*WHAT IS ASKED*.
Give the number of lines in the data that hold the word "JSON", and nothing else.

*INFORMATION GIVEN*.
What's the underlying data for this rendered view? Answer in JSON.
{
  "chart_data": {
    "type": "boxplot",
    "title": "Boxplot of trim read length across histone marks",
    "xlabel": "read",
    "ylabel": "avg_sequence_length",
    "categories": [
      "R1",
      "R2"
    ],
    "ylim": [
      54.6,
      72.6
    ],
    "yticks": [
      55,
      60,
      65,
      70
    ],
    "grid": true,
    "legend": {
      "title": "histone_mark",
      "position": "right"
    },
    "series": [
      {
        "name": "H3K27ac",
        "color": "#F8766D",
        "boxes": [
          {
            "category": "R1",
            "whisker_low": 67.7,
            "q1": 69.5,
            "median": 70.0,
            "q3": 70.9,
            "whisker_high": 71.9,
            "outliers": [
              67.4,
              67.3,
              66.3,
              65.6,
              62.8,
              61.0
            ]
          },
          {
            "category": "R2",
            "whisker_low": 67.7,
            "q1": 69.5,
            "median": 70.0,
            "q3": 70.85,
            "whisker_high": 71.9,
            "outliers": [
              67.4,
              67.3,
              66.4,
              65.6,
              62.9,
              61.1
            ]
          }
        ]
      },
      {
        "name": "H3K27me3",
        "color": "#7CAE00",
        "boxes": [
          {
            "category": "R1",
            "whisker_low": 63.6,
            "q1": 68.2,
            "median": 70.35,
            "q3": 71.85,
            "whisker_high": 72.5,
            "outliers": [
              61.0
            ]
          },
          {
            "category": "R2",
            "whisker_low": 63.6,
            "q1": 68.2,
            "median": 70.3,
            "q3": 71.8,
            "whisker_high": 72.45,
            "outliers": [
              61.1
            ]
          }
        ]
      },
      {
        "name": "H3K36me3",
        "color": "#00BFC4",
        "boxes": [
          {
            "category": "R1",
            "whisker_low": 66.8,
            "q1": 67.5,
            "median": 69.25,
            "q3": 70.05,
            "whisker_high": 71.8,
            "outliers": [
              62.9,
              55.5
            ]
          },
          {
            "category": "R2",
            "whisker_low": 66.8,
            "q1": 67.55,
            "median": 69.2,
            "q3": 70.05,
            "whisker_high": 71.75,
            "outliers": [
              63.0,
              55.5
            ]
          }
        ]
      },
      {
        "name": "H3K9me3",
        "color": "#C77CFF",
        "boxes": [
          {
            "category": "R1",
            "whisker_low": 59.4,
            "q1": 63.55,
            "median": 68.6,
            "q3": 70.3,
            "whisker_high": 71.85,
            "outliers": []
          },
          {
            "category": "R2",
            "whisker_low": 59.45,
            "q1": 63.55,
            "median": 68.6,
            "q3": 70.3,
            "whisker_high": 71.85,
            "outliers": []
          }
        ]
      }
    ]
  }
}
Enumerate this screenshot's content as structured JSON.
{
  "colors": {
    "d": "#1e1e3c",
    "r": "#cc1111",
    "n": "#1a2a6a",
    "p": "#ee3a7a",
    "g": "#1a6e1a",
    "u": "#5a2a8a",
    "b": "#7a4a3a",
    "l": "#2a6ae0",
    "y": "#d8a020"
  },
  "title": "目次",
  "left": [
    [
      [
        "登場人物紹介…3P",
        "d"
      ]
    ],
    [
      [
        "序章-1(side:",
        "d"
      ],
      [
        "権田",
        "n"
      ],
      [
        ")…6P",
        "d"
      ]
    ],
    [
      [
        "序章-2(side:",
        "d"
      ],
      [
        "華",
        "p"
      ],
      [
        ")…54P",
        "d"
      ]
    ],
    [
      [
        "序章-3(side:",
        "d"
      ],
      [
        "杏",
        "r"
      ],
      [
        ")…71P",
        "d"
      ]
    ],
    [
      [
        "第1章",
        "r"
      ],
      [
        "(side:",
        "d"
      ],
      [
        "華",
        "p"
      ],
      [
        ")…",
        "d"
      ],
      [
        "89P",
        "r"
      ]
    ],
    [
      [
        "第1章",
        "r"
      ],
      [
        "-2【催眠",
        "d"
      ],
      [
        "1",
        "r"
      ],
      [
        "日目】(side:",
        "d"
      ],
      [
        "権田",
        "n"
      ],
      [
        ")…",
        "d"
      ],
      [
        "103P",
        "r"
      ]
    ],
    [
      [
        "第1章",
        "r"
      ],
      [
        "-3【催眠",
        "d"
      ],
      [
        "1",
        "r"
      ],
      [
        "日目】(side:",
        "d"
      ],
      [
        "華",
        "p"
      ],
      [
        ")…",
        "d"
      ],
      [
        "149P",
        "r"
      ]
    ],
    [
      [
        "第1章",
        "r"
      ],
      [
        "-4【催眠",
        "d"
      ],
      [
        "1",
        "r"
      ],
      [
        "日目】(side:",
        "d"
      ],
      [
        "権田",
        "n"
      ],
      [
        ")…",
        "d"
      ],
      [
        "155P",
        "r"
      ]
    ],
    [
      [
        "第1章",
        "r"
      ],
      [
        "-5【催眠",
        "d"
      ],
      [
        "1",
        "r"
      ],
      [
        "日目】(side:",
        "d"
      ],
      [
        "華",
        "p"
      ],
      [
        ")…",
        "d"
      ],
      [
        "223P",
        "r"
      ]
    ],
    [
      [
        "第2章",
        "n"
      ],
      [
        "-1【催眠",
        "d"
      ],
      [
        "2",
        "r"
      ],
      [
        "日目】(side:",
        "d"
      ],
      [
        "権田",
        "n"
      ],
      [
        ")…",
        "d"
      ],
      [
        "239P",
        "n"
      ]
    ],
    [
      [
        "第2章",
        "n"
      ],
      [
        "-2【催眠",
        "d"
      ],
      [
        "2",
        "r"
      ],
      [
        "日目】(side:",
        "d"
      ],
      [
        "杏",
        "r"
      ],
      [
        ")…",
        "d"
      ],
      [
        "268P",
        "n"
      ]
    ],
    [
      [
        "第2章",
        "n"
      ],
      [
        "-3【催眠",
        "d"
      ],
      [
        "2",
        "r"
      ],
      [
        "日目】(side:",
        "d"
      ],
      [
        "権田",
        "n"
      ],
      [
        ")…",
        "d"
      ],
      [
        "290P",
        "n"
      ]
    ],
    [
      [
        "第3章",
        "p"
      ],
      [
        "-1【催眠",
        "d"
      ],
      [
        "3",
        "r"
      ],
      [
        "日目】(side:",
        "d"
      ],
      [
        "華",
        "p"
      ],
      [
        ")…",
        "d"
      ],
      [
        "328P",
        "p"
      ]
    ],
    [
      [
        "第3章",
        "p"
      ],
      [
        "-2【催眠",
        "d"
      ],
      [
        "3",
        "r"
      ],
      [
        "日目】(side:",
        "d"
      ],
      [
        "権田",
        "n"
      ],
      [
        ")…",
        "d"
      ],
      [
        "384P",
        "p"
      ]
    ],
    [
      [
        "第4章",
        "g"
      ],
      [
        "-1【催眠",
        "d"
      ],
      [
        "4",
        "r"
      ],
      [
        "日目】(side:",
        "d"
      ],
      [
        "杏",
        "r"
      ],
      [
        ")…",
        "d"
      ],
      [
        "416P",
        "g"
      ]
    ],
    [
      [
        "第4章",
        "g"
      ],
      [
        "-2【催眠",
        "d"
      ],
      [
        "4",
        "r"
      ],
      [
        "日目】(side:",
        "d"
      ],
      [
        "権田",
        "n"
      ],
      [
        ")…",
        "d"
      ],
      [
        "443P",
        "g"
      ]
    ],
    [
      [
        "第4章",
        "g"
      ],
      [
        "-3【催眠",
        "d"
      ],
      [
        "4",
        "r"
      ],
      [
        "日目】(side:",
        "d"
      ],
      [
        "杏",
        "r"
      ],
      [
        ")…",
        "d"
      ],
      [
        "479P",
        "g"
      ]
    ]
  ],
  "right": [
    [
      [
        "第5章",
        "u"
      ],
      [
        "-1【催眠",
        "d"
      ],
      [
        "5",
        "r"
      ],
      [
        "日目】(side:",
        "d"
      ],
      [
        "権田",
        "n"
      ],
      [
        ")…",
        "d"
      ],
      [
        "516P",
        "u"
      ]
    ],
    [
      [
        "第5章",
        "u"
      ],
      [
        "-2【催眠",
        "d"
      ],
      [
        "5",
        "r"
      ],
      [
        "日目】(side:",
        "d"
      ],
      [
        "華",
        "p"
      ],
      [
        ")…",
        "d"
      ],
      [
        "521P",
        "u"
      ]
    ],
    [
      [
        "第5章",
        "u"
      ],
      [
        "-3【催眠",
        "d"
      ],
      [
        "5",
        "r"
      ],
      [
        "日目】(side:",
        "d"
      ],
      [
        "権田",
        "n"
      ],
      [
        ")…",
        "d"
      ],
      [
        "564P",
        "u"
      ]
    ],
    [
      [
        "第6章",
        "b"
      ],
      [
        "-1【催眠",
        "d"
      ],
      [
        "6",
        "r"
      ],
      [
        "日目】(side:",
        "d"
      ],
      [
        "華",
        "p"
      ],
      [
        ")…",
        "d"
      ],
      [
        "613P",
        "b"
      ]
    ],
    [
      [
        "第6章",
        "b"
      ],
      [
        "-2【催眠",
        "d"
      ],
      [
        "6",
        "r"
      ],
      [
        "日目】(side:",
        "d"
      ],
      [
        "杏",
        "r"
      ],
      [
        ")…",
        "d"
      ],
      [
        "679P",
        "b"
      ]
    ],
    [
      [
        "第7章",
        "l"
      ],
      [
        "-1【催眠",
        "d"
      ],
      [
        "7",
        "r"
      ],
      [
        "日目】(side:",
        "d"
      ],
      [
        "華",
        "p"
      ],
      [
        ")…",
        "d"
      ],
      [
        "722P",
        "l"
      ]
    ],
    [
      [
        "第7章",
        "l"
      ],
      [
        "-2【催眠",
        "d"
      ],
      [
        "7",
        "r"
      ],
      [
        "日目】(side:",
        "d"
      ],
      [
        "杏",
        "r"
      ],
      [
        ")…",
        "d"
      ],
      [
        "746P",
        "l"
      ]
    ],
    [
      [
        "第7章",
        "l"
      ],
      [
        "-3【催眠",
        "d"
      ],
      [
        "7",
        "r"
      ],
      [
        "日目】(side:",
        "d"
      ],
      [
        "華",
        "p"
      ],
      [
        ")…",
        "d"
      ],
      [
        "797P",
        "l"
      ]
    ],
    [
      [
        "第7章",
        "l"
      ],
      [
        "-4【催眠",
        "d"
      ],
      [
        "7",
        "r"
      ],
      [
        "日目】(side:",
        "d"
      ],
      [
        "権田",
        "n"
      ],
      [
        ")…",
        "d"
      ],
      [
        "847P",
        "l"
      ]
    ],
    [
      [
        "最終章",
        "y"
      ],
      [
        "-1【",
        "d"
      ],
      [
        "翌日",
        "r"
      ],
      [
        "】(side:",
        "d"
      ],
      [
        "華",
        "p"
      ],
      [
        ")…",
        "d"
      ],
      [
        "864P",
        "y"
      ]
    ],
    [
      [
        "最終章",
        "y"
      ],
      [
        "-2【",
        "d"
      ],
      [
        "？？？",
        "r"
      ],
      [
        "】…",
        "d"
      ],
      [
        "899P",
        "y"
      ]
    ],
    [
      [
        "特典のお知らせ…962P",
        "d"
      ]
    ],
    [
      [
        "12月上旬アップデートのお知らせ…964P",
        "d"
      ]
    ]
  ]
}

*ANSWER IN FULL*.
2